## TEXTO EXTRAÍDO
Entre monumentos e igrejas, e também lanchonetes norte-americanas, capital da Ucrânia guarda símbolos de um passado de utopias e lutas

TEXTO Thiago Soares

01 de Dezembro de 2011

Cúpulas de igrejas são belos destaques na paisagem local

Cúpulas de igrejas são belos destaques na paisagem local

Foto Reuters

Parece uma cena do filme Encontros e desencontros, dirigido por Sofia Coppola, cujo título original é Lost in translation (em tradução, no português do povo, “sem entender nada”): as portas automáticas de saída da sala de desembarque do Aeroporto Borispol, perto de Kiev, abrem e não entendo absolutamente nada daquilo que leio. Criança que ainda não sabe ler. Rapaz de 34 anos, analfabeto. Homens com papéis de receptivos escritos em alfabeto cirílico. Placas de publicidade em que a única coisa familiar, para mim, era aquele sorriso padronizado da modelo que vende um novo tipo de chocolate. Na nossa escolha cotidiana por destinos turísticos, somos acostumados a buscar comprovações. Lugares que conhecemos por foto, vídeo, filme. E vamos lá, quase numa busca por estar frente a frente com um simulacro, como a Torre Eiffel ou a estátua do Cristo Redentor. Na Ucrânia, não foi assim.

Fotos em baixa definição nos sites, poucas informações prévias, muitas recomendações nas redes sociais. Não coma cogumelos, o solo da Ucrânia ainda “guarda” radiação. Cuidado com os “batedores de carteira”, nos metrôs. Há muitas garrafas de vidro de cerveja e vodca nas praças, à noite, tropeçar numa delas é quase um “cartão” de boas-vindas. Cheguei à Ucrânia, país de nome “duro”, terra natal de Clarice Lispector, do desastre radioativo de Chernobyl e do alfabeto cirílico – esse conjunto de letras com formas mais geométricas que as nossas –, sem saber muito bem o que encontrar. Talvez, quisesse mais me perder do que achar algo. Sensação de ir ao cinema ver um filme sem ter lido a sinopse. Comprar o livro só pela capa.

## REGISTROS FORNECIDOS
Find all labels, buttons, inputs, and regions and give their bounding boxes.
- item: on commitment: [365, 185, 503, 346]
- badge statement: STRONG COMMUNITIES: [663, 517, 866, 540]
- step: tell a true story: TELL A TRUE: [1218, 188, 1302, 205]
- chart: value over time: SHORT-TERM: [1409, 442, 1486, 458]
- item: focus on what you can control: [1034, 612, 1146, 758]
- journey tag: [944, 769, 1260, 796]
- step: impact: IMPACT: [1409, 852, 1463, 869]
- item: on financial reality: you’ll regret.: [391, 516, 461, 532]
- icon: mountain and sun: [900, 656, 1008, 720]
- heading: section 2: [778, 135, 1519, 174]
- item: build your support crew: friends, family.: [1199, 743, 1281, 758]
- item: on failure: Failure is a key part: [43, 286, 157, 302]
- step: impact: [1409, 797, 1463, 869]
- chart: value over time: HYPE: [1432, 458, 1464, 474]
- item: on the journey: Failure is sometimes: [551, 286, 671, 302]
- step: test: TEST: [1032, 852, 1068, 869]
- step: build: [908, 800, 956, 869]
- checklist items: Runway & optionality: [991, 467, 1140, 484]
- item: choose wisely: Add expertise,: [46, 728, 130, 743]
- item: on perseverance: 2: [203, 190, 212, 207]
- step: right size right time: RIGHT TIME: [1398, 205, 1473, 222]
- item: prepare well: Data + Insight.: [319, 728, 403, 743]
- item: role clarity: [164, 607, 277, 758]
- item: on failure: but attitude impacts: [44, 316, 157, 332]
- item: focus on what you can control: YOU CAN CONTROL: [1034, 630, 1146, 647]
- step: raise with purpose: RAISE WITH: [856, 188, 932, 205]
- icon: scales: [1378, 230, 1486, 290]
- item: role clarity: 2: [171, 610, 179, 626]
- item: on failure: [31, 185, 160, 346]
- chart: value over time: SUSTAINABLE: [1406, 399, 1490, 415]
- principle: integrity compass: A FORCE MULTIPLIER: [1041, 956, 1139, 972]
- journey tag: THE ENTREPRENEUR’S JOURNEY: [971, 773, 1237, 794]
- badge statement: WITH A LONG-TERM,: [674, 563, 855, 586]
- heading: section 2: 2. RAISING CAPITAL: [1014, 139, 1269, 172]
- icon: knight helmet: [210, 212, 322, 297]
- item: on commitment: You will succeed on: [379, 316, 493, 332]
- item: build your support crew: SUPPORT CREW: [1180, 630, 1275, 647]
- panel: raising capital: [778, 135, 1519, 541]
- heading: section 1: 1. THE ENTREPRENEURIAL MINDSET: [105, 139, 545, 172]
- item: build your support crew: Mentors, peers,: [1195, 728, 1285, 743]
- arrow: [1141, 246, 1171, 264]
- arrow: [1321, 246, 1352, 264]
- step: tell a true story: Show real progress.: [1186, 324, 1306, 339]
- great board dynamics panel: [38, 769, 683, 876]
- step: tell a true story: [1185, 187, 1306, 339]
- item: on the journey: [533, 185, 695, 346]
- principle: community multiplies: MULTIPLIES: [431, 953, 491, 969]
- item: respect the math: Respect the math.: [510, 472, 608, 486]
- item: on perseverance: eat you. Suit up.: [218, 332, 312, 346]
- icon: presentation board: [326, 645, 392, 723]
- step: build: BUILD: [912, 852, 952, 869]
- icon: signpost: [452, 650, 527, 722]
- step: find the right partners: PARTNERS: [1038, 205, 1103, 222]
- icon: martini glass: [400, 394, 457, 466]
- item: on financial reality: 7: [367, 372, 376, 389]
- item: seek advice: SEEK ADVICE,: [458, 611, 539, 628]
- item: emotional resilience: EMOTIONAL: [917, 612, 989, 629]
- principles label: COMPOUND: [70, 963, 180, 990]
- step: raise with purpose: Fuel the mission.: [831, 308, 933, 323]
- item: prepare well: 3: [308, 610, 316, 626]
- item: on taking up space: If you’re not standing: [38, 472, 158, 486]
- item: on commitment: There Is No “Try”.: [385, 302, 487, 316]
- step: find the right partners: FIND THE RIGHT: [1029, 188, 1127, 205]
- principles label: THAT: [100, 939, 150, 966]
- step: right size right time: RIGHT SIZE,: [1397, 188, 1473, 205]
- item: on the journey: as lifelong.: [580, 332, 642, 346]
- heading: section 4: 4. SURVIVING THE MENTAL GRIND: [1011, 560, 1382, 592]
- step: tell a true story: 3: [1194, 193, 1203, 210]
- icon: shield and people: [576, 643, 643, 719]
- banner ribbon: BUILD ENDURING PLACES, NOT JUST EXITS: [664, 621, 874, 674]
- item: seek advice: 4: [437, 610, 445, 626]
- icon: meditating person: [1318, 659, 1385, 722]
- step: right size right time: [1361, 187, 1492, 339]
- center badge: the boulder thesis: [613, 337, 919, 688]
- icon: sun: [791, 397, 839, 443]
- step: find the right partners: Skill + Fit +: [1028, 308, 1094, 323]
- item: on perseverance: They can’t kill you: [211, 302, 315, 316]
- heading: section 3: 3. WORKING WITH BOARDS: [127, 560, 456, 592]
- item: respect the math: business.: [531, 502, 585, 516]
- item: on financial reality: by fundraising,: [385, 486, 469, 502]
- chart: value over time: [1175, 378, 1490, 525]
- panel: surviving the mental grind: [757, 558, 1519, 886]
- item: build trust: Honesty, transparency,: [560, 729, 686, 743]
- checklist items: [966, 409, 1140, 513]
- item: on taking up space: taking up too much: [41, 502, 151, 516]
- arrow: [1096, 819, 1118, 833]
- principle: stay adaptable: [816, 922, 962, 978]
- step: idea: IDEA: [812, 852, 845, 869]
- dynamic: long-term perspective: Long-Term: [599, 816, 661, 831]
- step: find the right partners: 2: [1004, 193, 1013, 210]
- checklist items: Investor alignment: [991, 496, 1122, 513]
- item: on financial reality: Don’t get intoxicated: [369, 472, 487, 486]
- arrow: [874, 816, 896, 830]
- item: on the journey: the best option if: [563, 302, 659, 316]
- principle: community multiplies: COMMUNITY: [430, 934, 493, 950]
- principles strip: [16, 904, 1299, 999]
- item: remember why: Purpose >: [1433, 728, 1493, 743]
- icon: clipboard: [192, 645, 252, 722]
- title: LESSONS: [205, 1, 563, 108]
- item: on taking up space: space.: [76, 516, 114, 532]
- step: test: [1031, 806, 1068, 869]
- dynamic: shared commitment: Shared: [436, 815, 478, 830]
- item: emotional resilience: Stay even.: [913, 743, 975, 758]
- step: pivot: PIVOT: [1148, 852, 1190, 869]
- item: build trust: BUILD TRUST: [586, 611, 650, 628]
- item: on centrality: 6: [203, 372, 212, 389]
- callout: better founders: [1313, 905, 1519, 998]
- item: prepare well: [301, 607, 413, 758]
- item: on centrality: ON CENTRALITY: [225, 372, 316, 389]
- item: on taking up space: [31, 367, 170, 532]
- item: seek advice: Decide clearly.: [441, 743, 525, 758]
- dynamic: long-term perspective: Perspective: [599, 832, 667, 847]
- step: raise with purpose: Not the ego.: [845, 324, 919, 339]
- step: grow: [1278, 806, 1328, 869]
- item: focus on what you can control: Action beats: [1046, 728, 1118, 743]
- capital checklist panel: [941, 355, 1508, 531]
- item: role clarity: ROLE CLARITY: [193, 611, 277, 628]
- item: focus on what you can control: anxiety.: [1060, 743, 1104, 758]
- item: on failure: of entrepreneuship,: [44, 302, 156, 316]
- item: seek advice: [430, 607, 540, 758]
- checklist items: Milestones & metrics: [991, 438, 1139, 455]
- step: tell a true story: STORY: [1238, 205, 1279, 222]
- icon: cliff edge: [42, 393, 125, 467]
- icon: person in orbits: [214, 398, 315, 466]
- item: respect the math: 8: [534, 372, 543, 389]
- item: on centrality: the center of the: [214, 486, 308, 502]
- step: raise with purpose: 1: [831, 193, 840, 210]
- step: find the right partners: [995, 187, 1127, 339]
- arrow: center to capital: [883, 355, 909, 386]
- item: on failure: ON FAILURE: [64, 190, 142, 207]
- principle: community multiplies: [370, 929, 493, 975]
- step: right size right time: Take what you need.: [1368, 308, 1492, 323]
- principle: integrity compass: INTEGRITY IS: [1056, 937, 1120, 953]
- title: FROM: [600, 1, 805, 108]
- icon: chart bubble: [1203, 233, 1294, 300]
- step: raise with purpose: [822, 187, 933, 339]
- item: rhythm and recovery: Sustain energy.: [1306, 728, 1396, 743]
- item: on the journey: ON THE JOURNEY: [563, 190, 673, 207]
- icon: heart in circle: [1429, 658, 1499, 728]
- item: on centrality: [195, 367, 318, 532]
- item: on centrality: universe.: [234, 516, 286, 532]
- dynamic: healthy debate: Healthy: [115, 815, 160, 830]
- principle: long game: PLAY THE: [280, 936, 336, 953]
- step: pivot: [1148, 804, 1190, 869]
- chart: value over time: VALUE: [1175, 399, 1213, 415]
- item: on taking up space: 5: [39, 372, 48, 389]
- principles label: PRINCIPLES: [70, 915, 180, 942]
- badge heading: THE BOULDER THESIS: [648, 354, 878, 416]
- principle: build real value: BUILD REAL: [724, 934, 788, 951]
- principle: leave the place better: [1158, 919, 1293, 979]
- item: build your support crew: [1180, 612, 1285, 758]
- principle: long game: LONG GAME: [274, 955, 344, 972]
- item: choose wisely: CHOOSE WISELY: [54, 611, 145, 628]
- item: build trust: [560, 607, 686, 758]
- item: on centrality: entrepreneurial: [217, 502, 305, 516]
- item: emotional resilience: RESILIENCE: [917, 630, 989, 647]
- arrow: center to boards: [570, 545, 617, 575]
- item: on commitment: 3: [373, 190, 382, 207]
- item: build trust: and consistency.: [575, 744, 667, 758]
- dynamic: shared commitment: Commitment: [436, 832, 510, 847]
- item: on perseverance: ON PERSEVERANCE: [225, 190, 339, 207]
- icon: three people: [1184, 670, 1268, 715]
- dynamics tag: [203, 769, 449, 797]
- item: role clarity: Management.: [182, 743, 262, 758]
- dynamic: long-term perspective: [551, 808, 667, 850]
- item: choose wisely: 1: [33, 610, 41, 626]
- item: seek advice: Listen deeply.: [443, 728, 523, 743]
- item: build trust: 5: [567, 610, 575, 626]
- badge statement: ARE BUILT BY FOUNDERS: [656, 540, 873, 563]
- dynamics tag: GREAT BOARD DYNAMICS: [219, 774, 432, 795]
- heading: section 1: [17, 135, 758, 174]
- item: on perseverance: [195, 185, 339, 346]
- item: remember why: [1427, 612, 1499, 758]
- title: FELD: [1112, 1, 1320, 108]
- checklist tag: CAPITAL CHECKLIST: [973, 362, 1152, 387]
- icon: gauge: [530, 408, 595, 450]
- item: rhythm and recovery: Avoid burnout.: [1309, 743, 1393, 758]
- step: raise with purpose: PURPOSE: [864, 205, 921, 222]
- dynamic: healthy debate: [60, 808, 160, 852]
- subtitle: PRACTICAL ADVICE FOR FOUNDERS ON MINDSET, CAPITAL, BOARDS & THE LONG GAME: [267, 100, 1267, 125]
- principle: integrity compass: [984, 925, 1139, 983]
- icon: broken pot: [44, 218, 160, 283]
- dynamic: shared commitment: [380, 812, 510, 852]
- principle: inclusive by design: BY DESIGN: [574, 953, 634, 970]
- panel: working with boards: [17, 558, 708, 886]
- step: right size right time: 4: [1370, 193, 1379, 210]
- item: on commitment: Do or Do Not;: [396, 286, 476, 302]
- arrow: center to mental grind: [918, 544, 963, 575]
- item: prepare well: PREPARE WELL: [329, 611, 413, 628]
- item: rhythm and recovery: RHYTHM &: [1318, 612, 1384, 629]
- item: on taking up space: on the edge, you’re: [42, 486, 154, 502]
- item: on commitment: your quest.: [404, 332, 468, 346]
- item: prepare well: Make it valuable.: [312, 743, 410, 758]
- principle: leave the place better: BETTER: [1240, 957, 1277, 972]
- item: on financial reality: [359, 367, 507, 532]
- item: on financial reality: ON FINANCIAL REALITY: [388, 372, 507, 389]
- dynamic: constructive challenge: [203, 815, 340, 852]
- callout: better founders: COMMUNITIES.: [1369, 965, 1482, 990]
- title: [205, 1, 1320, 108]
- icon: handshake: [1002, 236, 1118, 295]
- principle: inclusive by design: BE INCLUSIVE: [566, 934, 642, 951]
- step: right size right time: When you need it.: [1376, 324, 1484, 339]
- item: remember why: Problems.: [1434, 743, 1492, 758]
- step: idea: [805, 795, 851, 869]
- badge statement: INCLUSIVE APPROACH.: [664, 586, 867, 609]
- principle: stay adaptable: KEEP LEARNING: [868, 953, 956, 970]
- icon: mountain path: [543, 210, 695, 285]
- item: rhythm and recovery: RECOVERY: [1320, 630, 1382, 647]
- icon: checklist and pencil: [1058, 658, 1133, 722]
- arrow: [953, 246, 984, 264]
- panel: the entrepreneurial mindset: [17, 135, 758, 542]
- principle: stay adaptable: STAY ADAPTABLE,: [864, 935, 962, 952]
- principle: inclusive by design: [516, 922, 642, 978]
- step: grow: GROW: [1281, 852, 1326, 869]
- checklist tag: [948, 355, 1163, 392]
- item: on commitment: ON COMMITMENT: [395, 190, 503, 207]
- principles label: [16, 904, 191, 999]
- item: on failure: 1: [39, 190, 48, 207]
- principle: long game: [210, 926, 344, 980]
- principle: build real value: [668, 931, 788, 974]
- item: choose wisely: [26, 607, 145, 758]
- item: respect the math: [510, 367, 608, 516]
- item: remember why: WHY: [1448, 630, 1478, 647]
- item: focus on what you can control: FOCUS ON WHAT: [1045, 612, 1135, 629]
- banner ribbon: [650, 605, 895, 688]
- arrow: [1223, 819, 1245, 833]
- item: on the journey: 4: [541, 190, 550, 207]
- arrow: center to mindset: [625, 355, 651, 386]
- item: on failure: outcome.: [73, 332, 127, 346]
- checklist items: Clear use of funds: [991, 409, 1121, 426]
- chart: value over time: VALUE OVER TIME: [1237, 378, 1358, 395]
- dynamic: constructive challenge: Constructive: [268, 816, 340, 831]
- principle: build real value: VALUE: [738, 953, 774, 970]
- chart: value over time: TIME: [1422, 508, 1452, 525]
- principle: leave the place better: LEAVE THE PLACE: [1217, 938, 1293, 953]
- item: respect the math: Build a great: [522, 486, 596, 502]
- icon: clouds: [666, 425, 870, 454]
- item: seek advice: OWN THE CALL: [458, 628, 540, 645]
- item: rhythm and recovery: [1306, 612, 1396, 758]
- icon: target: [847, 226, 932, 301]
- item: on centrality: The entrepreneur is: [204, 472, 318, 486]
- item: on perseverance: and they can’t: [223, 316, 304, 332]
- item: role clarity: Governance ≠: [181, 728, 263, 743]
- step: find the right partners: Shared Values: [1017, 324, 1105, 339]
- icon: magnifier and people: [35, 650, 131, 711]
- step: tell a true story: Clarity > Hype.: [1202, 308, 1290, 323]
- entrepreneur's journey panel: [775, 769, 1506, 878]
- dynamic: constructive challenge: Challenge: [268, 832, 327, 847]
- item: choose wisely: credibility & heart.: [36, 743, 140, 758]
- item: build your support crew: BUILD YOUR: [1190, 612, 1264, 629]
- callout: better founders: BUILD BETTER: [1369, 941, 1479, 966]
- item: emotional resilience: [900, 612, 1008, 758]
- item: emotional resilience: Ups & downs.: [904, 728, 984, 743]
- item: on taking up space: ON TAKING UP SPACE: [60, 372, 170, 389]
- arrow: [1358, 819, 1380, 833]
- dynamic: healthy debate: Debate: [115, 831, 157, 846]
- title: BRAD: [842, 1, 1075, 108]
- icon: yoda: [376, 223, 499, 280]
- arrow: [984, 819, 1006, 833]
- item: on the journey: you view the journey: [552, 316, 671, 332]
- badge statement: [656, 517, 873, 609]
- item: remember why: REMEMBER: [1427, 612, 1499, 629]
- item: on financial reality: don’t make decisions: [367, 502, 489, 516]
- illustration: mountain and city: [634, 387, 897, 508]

## TAREFA PROPOSTA A
Repita, do texto sobre Kiev, o trecho que começa nas palavras "Fotos em baixa" e termina depois de "só pela capa.", sem alterar nada.
## TAREFA PROPOSTA B
No texto sobre Kiev, a Ucrânia é apresentada como terra natal de quê? Liste todos os itens mencionados.
## TAREFA PROPOSTA C
Dê continuidade ao texto sobre Kiev a partir da última frase apresentada.
Os registros não têm relação com o texto sobre Kiev.

## RESPOSTA ESCRITA A
Fotos em baixa definição nos sites, poucas informações prévias, muitas recomendações nas redes sociais. Não coma cogumelos, o solo da Ucrânia ainda “guarda” radiação. Cuidado com os “batedores de carteira”, nos metrôs. Há muitas garrafas de vidro de cerveja e vodca nas praças, à noite, tropeçar numa delas é quase um “cartão” de boas-vindas. Cheguei à Ucrânia, país de nome “duro”, terra natal de Clarice Lispector, do desastre radioativo de Chernobyl e do alfabeto cirílico – esse conjunto de letras com formas mais geométricas que as nossas –, sem saber muito bem o que encontrar. Talvez, quisesse mais me perder do que achar algo. Sensação de ir ao cinema ver um filme sem ter lido a sinopse. Comprar o livro só pela capa.

## RESPOSTA ESCRITA B
- Clarice Lispector
- o desastre radioativo de Chernobyl
- o alfabeto cirílico

## RESPOSTA ESCRITA C
Cores da Catedral de São Vladimir são as mesmas da bandeira do país.
Foto: Reuters

Cheguei. Até saber como sair do aeroporto de ônibus, que fica em Borispol, cidade vizinha a Kiev, levei algo em torno de uma hora. Placas em cirílico. Inglês? Não falam. Serve russo? No centro de informações turísticas, uma senhora mais “entendia” que falava inglês. Resolveu. Ela me encaminhou para um local em que poderia pegar um ônibus até o centro de Kiev. Um jovem de uns 17 anos, notando a incapacidade de comunicação entre nós, apareceu para mediar. Explicou que o ônibus me deixaria perto da Ploshcha Peremohy (uma praça) e que, lá, eu acharia uma estação de metrô. Seria a forma mais fácil de chegar ao endereço do meu albergue. Num aeroporto em que funcionários só falam ucraniano e russo, surpreendia um jovem de 17 anos articular tão bem a língua inglesa. “Onde você aprendeu a falar assim?”, perguntei. “Na internet.”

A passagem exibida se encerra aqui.